** start Data rows **
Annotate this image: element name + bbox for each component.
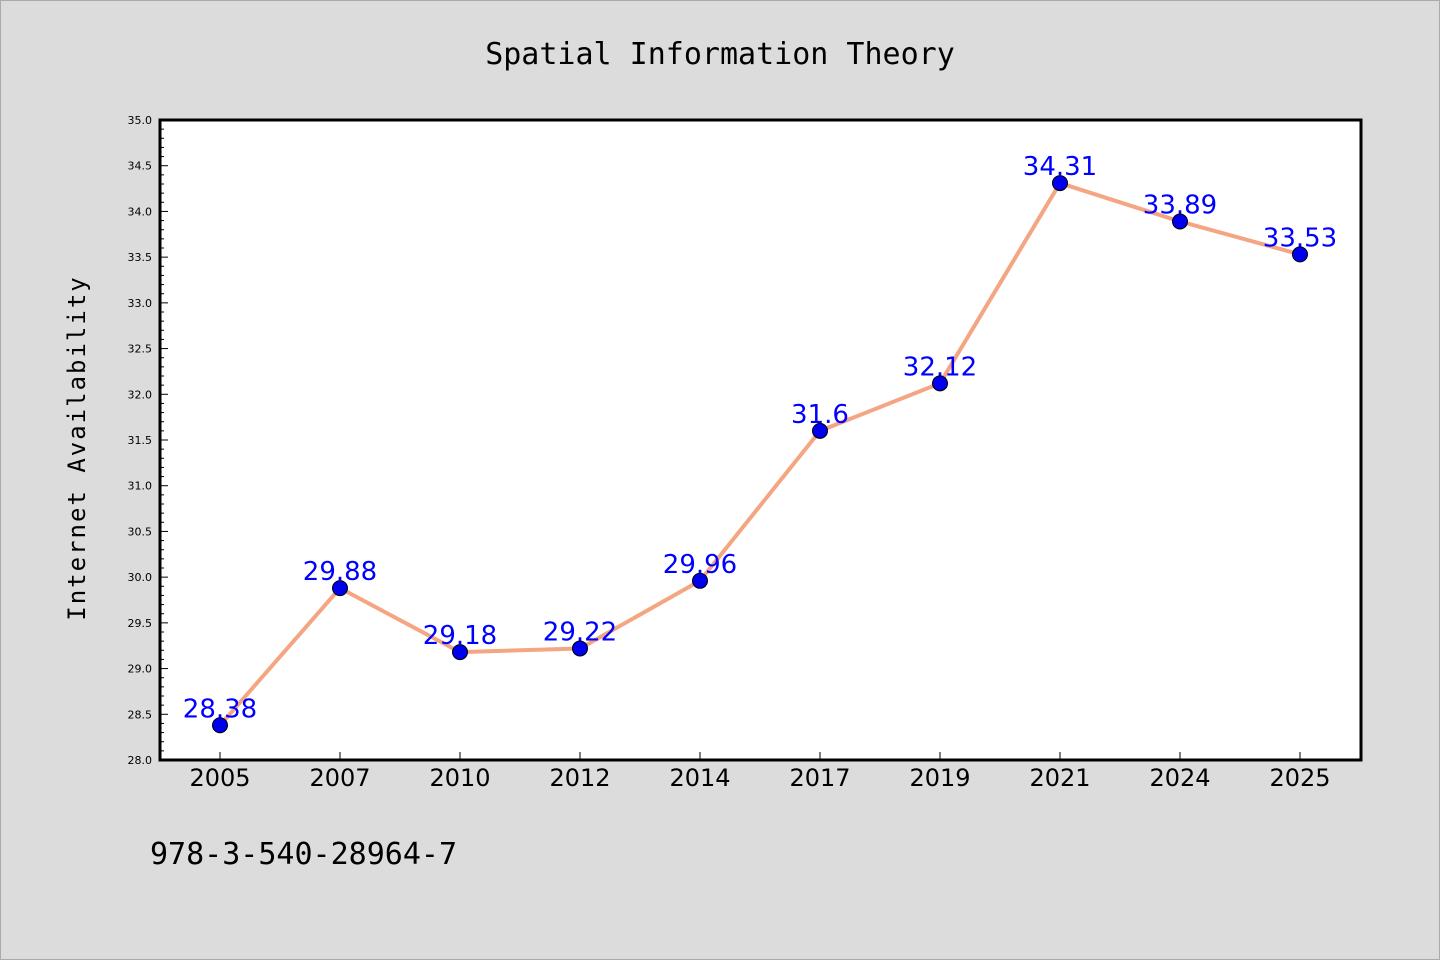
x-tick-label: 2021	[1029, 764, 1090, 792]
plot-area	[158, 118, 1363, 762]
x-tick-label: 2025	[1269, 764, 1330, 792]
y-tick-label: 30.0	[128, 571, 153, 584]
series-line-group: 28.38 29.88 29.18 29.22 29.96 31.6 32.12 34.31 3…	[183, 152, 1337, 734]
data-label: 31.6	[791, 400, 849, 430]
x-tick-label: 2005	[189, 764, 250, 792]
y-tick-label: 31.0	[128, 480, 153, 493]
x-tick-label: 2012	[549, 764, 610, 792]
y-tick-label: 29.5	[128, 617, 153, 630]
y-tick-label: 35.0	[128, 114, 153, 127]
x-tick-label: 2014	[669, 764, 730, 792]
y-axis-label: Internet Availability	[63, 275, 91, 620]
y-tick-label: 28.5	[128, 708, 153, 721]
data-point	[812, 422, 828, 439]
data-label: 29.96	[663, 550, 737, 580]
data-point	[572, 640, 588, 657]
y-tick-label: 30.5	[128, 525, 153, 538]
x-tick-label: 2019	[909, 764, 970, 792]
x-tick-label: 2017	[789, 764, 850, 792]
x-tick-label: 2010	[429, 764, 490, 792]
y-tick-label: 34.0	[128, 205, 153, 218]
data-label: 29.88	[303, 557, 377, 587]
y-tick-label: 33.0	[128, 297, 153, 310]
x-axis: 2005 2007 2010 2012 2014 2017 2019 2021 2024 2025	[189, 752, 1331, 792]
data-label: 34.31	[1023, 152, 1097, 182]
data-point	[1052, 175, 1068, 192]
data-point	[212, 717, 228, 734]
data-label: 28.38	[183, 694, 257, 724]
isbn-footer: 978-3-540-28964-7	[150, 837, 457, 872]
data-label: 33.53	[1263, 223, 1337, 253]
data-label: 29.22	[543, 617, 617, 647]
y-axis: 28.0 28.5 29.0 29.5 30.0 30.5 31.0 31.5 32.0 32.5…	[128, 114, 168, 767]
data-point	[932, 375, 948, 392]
** end Data rows **
§ Exercise description: Rename "data-label" to "value-label" throughout the material above and give it back otherwise unchanged, please, leaving out the pictures.

§ The reply:
Annotate this image: element name + bbox for each component.
x-tick-label: 2021	[1029, 764, 1090, 792]
plot-area	[158, 118, 1363, 762]
x-tick-label: 2025	[1269, 764, 1330, 792]
y-tick-label: 30.0	[128, 571, 153, 584]
series-line-group: 28.38 29.88 29.18 29.22 29.96 31.6 32.12 34.31 3…	[183, 152, 1337, 734]
value-label: 31.6	[791, 400, 849, 430]
x-tick-label: 2005	[189, 764, 250, 792]
y-tick-label: 31.0	[128, 480, 153, 493]
x-tick-label: 2012	[549, 764, 610, 792]
y-tick-label: 29.5	[128, 617, 153, 630]
y-tick-label: 35.0	[128, 114, 153, 127]
x-tick-label: 2014	[669, 764, 730, 792]
y-axis-label: Internet Availability	[63, 275, 91, 620]
y-tick-label: 28.5	[128, 708, 153, 721]
data-point	[812, 422, 828, 439]
value-label: 29.96	[663, 550, 737, 580]
data-point	[572, 640, 588, 657]
y-tick-label: 30.5	[128, 525, 153, 538]
x-tick-label: 2019	[909, 764, 970, 792]
x-tick-label: 2017	[789, 764, 850, 792]
x-tick-label: 2010	[429, 764, 490, 792]
y-tick-label: 34.0	[128, 205, 153, 218]
value-label: 29.88	[303, 557, 377, 587]
y-tick-label: 33.0	[128, 297, 153, 310]
x-axis: 2005 2007 2010 2012 2014 2017 2019 2021 2024 2025	[189, 752, 1331, 792]
value-label: 34.31	[1023, 152, 1097, 182]
data-point	[1052, 175, 1068, 192]
data-point	[212, 717, 228, 734]
value-label: 28.38	[183, 694, 257, 724]
isbn-footer: 978-3-540-28964-7	[150, 837, 457, 872]
value-label: 33.53	[1263, 223, 1337, 253]
value-label: 29.22	[543, 617, 617, 647]
y-axis: 28.0 28.5 29.0 29.5 30.0 30.5 31.0 31.5 32.0 32.5…	[128, 114, 168, 767]
data-point	[932, 375, 948, 392]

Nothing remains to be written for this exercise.